*DIRECTIVE*:
Take the records underneath and set them down exactly.

Dataset entries

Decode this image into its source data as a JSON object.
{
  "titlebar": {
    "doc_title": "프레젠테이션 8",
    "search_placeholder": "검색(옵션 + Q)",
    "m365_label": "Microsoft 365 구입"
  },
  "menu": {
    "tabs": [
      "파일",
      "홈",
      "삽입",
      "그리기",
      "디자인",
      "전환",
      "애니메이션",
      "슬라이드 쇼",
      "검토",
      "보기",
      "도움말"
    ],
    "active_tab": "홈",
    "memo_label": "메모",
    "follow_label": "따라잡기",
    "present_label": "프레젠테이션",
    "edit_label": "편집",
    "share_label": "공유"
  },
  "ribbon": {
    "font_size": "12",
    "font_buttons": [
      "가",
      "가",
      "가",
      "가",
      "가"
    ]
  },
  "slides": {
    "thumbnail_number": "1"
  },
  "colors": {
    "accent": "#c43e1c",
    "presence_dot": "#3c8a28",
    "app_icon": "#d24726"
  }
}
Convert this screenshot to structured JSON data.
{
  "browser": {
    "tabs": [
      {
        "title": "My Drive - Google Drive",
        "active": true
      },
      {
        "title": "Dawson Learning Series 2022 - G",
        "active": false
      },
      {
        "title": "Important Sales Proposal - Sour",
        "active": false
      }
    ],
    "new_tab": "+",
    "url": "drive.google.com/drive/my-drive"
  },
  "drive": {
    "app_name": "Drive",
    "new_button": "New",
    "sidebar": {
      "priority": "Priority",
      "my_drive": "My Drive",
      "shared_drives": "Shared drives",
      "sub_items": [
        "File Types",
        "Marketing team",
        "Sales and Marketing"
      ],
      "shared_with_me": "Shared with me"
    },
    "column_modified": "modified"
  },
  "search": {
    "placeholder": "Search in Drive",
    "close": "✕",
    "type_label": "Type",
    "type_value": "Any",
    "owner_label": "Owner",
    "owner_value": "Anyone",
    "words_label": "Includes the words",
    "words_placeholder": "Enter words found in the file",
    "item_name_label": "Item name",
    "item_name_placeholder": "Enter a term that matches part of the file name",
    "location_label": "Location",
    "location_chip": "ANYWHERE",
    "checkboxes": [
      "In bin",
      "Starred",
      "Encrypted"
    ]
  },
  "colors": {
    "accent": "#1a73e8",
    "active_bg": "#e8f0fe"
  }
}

*CORRECT OUTPUT*:
Decode this image into its source data as a JSON object.
{
  "titlebar": {
    "doc_title": "프레젠테이션 8",
    "search_placeholder": "검색(옵션 + Q)",
    "m365_label": "Microsoft 365 구입"
  },
  "menu": {
    "tabs": [
      "파일",
      "홈",
      "삽입",
      "그리기",
      "디자인",
      "전환",
      "애니메이션",
      "슬라이드 쇼",
      "검토",
      "보기",
      "도움말"
    ],
    "active_tab": "홈",
    "memo_label": "메모",
    "follow_label": "따라잡기",
    "present_label": "프레젠테이션",
    "edit_label": "편집",
    "share_label": "공유"
  },
  "ribbon": {
    "font_size": "12",
    "font_buttons": [
      "가",
      "가",
      "가",
      "가",
      "가"
    ]
  },
  "slides": {
    "thumbnail_number": "1"
  },
  "colors": {
    "accent": "#c43e1c",
    "presence_dot": "#3c8a28",
    "app_icon": "#d24726"
  }
}
Convert this screenshot to structured JSON data.
{
  "browser": {
    "tabs": [
      {
        "title": "My Drive - Google Drive",
        "active": true
      },
      {
        "title": "Dawson Learning Series 2022 - G",
        "active": false
      },
      {
        "title": "Important Sales Proposal - Sour",
        "active": false
      }
    ],
    "new_tab": "+",
    "url": "drive.google.com/drive/my-drive"
  },
  "drive": {
    "app_name": "Drive",
    "new_button": "New",
    "sidebar": {
      "priority": "Priority",
      "my_drive": "My Drive",
      "shared_drives": "Shared drives",
      "sub_items": [
        "File Types",
        "Marketing team",
        "Sales and Marketing"
      ],
      "shared_with_me": "Shared with me"
    },
    "column_modified": "modified"
  },
  "search": {
    "placeholder": "Search in Drive",
    "close": "✕",
    "type_label": "Type",
    "type_value": "Any",
    "owner_label": "Owner",
    "owner_value": "Anyone",
    "words_label": "Includes the words",
    "words_placeholder": "Enter words found in the file",
    "item_name_label": "Item name",
    "item_name_placeholder": "Enter a term that matches part of the file name",
    "location_label": "Location",
    "location_chip": "ANYWHERE",
    "checkboxes": [
      "In bin",
      "Starred",
      "Encrypted"
    ]
  },
  "colors": {
    "accent": "#1a73e8",
    "active_bg": "#e8f0fe"
  }
}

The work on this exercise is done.